#### [TEXTO DO EXERCÍCIO]
A imprensa espanhola está longe de ser conhecida por sua parcimônia. Pelo contrário. Enquanto parte dos jornais da capital dá apoio ao Real Madrid, os periódicos catalães defendem a causa do Barcelona. E assim vai, mesmo nas publicações regionais, enquanto ninguém esconde a torcida pela seleção espanhola. Nesta semana, entretanto, o Marca passou dos limites e acabou causando a fúria de Joaquín Caparrós, técnico do Granada.
“Só peço que não passem por cima de nós”, estampava a manchete do jornal, atribuindo a frase a Caparrós. O problema é que o treinador negou que tenha realmente dito aquilo. E protagonizou uma coletiva furiosa, rasgando em pedaços o jornal.

#### [TAREFAS PROPOSTAS]
A. No texto sobre a imprensa espanhola, de qual clube Joaquín Caparrós é técnico?
B. Retome o texto sobre a imprensa espanhola e a manchete do Marca, dando continuidade ao relato a partir da última frase.

[Dados de compreensão de documentos]
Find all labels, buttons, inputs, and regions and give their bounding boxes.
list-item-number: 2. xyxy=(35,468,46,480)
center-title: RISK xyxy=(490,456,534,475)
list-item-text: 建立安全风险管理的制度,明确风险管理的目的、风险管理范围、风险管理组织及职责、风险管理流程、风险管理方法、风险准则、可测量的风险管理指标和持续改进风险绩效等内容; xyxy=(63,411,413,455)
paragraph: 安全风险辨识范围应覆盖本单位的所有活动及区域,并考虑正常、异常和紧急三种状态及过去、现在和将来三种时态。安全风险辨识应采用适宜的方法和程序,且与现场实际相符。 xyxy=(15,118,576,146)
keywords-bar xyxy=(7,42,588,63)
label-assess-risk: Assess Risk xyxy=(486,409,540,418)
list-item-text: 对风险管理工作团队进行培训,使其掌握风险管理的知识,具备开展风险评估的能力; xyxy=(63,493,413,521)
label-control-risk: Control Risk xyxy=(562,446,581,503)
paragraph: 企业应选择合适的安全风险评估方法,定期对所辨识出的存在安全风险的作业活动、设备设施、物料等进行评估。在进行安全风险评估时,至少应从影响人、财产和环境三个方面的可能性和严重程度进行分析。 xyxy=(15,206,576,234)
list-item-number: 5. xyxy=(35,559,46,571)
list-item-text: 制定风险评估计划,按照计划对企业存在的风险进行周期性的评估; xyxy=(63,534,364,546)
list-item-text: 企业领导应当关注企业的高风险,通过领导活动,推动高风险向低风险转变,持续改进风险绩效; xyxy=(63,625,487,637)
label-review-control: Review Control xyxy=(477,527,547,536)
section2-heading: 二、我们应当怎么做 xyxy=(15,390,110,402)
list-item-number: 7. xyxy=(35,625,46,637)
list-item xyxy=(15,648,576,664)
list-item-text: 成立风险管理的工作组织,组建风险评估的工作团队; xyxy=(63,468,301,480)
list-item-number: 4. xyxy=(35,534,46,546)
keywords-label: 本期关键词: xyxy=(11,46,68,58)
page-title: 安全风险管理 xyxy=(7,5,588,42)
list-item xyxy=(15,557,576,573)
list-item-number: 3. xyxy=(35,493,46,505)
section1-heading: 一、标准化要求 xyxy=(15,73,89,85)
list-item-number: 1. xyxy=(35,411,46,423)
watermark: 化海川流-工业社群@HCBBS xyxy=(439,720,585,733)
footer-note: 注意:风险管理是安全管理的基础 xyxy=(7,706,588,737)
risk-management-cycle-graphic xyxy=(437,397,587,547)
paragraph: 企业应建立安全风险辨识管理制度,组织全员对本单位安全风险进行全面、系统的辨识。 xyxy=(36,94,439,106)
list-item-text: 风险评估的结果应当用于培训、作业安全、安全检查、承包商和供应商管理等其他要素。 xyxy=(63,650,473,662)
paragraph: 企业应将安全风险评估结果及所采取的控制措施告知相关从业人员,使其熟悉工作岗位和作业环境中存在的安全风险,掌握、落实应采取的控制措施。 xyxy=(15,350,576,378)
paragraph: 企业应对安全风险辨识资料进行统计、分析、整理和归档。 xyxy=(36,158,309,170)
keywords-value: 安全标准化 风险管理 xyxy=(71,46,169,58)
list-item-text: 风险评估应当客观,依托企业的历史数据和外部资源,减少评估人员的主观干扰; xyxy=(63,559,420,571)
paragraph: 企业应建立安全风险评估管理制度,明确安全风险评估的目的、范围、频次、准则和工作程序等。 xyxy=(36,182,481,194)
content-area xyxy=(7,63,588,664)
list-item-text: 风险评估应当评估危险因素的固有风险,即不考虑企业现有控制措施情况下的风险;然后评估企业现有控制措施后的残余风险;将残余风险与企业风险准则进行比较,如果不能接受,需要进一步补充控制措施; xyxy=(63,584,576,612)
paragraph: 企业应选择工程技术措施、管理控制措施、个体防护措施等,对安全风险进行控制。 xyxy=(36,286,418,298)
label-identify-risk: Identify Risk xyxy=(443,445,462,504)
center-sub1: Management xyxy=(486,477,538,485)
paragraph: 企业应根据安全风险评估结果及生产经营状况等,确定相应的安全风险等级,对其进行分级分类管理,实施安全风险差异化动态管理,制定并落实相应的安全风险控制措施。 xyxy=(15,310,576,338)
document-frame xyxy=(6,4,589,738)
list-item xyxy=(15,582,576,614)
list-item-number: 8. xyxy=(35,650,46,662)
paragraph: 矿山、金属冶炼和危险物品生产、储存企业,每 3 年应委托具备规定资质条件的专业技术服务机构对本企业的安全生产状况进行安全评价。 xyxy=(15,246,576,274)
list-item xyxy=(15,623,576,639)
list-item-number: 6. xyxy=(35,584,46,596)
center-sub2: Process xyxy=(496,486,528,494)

#### [RESPOSTAS]
A. Do Granada.

B.
“Cada vez a experiência me diz que não devo ler a imprensa e nem escutar nada, e assim o faço. Mas quando há uma manchete como esta… Vocês acreditam que eu possa ter dito isso? De que forma posso eu motivar meus jogadores e minha torcida? As pessoas que me conhecem sabem que nem para meu pai, que está no céu e é a pessoa que eu mais amo, eu não entrego nada, e se quer tem que passar por cima de mim. Eu tenho muitíssimos anos no futebol e me irrita que me façam esse tipo de manchete”, afirmou Caparrós.
Obviamente, privilegiar um clube não é exclusividade da imprensa espanhola. Mas inventar uma declaração desta forma passa de todos os limites. Até mesmo de ética jornalística.